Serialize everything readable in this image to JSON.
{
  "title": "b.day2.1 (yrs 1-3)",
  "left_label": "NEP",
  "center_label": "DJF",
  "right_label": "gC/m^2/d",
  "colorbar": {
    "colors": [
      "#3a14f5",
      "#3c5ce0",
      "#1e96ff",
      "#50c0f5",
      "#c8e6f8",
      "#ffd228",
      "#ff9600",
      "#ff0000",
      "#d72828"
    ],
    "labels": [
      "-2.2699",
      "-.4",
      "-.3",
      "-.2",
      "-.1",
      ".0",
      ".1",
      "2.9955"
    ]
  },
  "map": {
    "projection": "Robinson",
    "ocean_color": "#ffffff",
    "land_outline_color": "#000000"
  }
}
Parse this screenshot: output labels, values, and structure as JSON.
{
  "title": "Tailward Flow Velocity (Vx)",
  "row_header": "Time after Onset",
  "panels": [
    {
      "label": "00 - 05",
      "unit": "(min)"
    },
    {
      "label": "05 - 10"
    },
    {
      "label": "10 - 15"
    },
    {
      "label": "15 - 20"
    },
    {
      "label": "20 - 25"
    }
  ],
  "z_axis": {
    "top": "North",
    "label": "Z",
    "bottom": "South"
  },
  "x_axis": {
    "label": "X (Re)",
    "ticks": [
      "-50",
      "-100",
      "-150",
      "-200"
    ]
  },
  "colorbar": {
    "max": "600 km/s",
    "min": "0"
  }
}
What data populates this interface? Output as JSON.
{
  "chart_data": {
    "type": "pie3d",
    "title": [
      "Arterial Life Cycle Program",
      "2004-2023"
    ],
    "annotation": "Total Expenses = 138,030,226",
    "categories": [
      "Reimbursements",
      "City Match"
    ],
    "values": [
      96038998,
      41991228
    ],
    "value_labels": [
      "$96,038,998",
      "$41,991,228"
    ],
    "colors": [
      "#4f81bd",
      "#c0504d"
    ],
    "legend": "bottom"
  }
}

-.-.-

• **PROBLEM TO SOLVE**:
The listing above must be transcribed exactly, line by line.

• **FINISHED TASK**:
Serialize everything readable in this image to JSON.
{
  "title": "b.day2.1 (yrs 1-3)",
  "left_label": "NEP",
  "center_label": "DJF",
  "right_label": "gC/m^2/d",
  "colorbar": {
    "colors": [
      "#3a14f5",
      "#3c5ce0",
      "#1e96ff",
      "#50c0f5",
      "#c8e6f8",
      "#ffd228",
      "#ff9600",
      "#ff0000",
      "#d72828"
    ],
    "labels": [
      "-2.2699",
      "-.4",
      "-.3",
      "-.2",
      "-.1",
      ".0",
      ".1",
      "2.9955"
    ]
  },
  "map": {
    "projection": "Robinson",
    "ocean_color": "#ffffff",
    "land_outline_color": "#000000"
  }
}
Parse this screenshot: output labels, values, and structure as JSON.
{
  "title": "Tailward Flow Velocity (Vx)",
  "row_header": "Time after Onset",
  "panels": [
    {
      "label": "00 - 05",
      "unit": "(min)"
    },
    {
      "label": "05 - 10"
    },
    {
      "label": "10 - 15"
    },
    {
      "label": "15 - 20"
    },
    {
      "label": "20 - 25"
    }
  ],
  "z_axis": {
    "top": "North",
    "label": "Z",
    "bottom": "South"
  },
  "x_axis": {
    "label": "X (Re)",
    "ticks": [
      "-50",
      "-100",
      "-150",
      "-200"
    ]
  },
  "colorbar": {
    "max": "600 km/s",
    "min": "0"
  }
}
What data populates this interface? Output as JSON.
{
  "chart_data": {
    "type": "pie3d",
    "title": [
      "Arterial Life Cycle Program",
      "2004-2023"
    ],
    "annotation": "Total Expenses = 138,030,226",
    "categories": [
      "Reimbursements",
      "City Match"
    ],
    "values": [
      96038998,
      41991228
    ],
    "value_labels": [
      "$96,038,998",
      "$41,991,228"
    ],
    "colors": [
      "#4f81bd",
      "#c0504d"
    ],
    "legend": "bottom"
  }
}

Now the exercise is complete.